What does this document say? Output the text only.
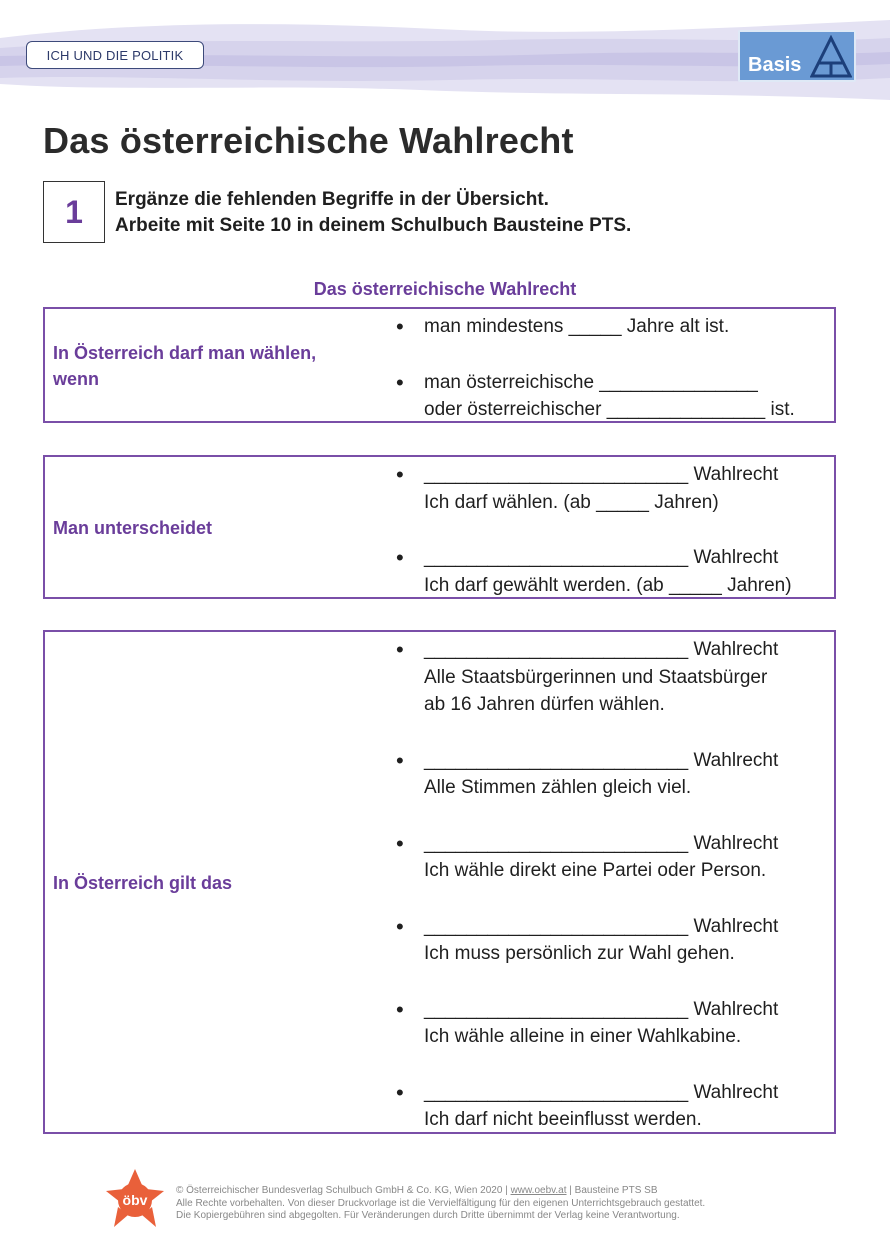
ICH UND DIE POLITIK	Basis
Das österreichische Wahlrecht
1	Ergänze die fehlenden Begriffe in der Übersicht.
Arbeite mit Seite 10 in deinem Schulbuch Bausteine PTS.
Das österreichische Wahlrecht
In Österreich darf man wählen,
wenn
• man mindestens _____ Jahre alt ist.
• man österreichische _______________
oder österreichischer _______________ ist.
Man unterscheidet
• _________________________ Wahlrecht
Ich darf wählen. (ab _____ Jahren)
• _________________________ Wahlrecht
Ich darf gewählt werden. (ab _____ Jahren)
In Österreich gilt das
• _________________________ Wahlrecht
Alle Staatsbürgerinnen und Staatsbürger
ab 16 Jahren dürfen wählen.
• _________________________ Wahlrecht
Alle Stimmen zählen gleich viel.
• _________________________ Wahlrecht
Ich wähle direkt eine Partei oder Person.
• _________________________ Wahlrecht
Ich muss persönlich zur Wahl gehen.
• _________________________ Wahlrecht
Ich wähle alleine in einer Wahlkabine.
• _________________________ Wahlrecht
Ich darf nicht beeinflusst werden.
öbv
© Österreichischer Bundesverlag Schulbuch GmbH & Co. KG, Wien 2020 | www.oebv.at | Bausteine PTS SB
Alle Rechte vorbehalten. Von dieser Druckvorlage ist die Vervielfältigung für den eigenen Unterrichtsgebrauch gestattet.
Die Kopiergebühren sind abgegolten. Für Veränderungen durch Dritte übernimmt der Verlag keine Verantwortung.
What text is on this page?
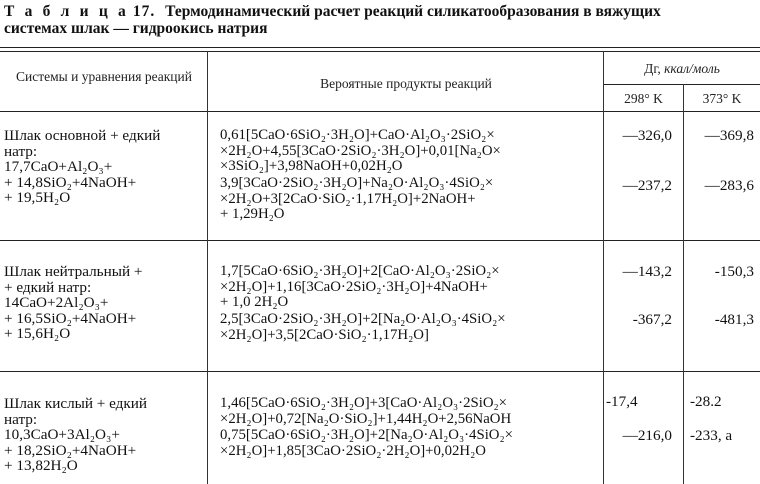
Т а б л и ц а 17. Термодинамический расчет реакций силикатообразования в вяжущих
системах шлак — гидроокись натрия
Системы и уравнения реакций	Вероятные продукты реакций
Дг, ккал/моль
298° K	373° K
Шлак основной + едкий
натр:
17,7CaO+Al₂O₃+
+ 14,8SiO₂+4NaOH+
+ 19,5H₂O
0,61[5CaO·6SiO₂·3H₂O]+CaO·Al₂O₃·2SiO₂×
×2H₂O+4,55[3CaO·2SiO₂·3H₂O]+0,01[Na₂O×
×3SiO₂]+3,98NaOH+0,02H₂O
—326,0	—369,8
3,9[3CaO·2SiO₂·3H₂O]+Na₂O·Al₂O₃·4SiO₂×
×2H₂O+3[2CaO·SiO₂·1,17H₂O]+2NaOH+
+ 1,29H₂O
—237,2	—283,6
Шлак нейтральный +
+ едкий натр:
14CaO+2Al₂O₃+
+ 16,5SiO₂+4NaOH+
+ 15,6H₂O
1,7[5CaO·6SiO₂·3H₂O]+2[CaO·Al₂O₃·2SiO₂×
×2H₂O]+1,16[3CaO·2SiO₂·3H₂O]+4NaOH+
+ 1,0 2H₂O
—143,2	-150,3
2,5[3CaO·2SiO₂·3H₂O]+2[Na₂O·Al₂O₃·4SiO₂×
×2H₂O]+3,5[2CaO·SiO₂·1,17H₂O]
-367,2	-481,3
Шлак кислый + едкий
натр:
10,3CaO+3Al₂O₃+
+ 18,2SiO₂+4NaOH+
+ 13,82H₂O
1,46[5CaO·6SiO₂·3H₂O]+3[CaO·Al₂O₃·2SiO₂×
×2H₂O]+0,72[Na₂O·SiO₂]+1,44H₂O+2,56NaOH
-17,4	-28.2
0,75[5CaO·6SiO₂·3H₂O]+2[Na₂O·Al₂O₃·4SiO₂×
×2H₂O]+1,85[3CaO·2SiO₂·2H₂O]+0,02H₂O
—216,0 -233, а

..............................

GOAL: Omit every picture, then repeat the remaining data exactly as it appears above.

EXPECTED OUTPUT:
What does this document say? Output the text only.
ICH UND DIE POLITIK	Basis
Das österreichische Wahlrecht
1	Ergänze die fehlenden Begriffe in der Übersicht.
Arbeite mit Seite 10 in deinem Schulbuch Bausteine PTS.
Das österreichische Wahlrecht
In Österreich darf man wählen,
wenn
• man mindestens _____ Jahre alt ist.
• man österreichische _______________
oder österreichischer _______________ ist.
Man unterscheidet
• _________________________ Wahlrecht
Ich darf wählen. (ab _____ Jahren)
• _________________________ Wahlrecht
Ich darf gewählt werden. (ab _____ Jahren)
In Österreich gilt das
• _________________________ Wahlrecht
Alle Staatsbürgerinnen und Staatsbürger
ab 16 Jahren dürfen wählen.
• _________________________ Wahlrecht
Alle Stimmen zählen gleich viel.
• _________________________ Wahlrecht
Ich wähle direkt eine Partei oder Person.
• _________________________ Wahlrecht
Ich muss persönlich zur Wahl gehen.
• _________________________ Wahlrecht
Ich wähle alleine in einer Wahlkabine.
• _________________________ Wahlrecht
Ich darf nicht beeinflusst werden.
öbv
© Österreichischer Bundesverlag Schulbuch GmbH & Co. KG, Wien 2020 | www.oebv.at | Bausteine PTS SB
Alle Rechte vorbehalten. Von dieser Druckvorlage ist die Vervielfältigung für den eigenen Unterrichtsgebrauch gestattet.
Die Kopiergebühren sind abgegolten. Für Veränderungen durch Dritte übernimmt der Verlag keine Verantwortung.
What text is on this page?
Т а б л и ц а 17. Термодинамический расчет реакций силикатообразования в вяжущих
системах шлак — гидроокись натрия
Системы и уравнения реакций	Вероятные продукты реакций
Дг, ккал/моль
298° K	373° K
Шлак основной + едкий
натр:
17,7CaO+Al₂O₃+
+ 14,8SiO₂+4NaOH+
+ 19,5H₂O
0,61[5CaO·6SiO₂·3H₂O]+CaO·Al₂O₃·2SiO₂×
×2H₂O+4,55[3CaO·2SiO₂·3H₂O]+0,01[Na₂O×
×3SiO₂]+3,98NaOH+0,02H₂O
—326,0	—369,8
3,9[3CaO·2SiO₂·3H₂O]+Na₂O·Al₂O₃·4SiO₂×
×2H₂O+3[2CaO·SiO₂·1,17H₂O]+2NaOH+
+ 1,29H₂O
—237,2	—283,6
Шлак нейтральный +
+ едкий натр:
14CaO+2Al₂O₃+
+ 16,5SiO₂+4NaOH+
+ 15,6H₂O
1,7[5CaO·6SiO₂·3H₂O]+2[CaO·Al₂O₃·2SiO₂×
×2H₂O]+1,16[3CaO·2SiO₂·3H₂O]+4NaOH+
+ 1,0 2H₂O
—143,2	-150,3
2,5[3CaO·2SiO₂·3H₂O]+2[Na₂O·Al₂O₃·4SiO₂×
×2H₂O]+3,5[2CaO·SiO₂·1,17H₂O]
-367,2	-481,3
Шлак кислый + едкий
натр:
10,3CaO+3Al₂O₃+
+ 18,2SiO₂+4NaOH+
+ 13,82H₂O
1,46[5CaO·6SiO₂·3H₂O]+3[CaO·Al₂O₃·2SiO₂×
×2H₂O]+0,72[Na₂O·SiO₂]+1,44H₂O+2,56NaOH
-17,4	-28.2
0,75[5CaO·6SiO₂·3H₂O]+2[Na₂O·Al₂O₃·4SiO₂×
×2H₂O]+1,85[3CaO·2SiO₂·2H₂O]+0,02H₂O
—216,0 -233, а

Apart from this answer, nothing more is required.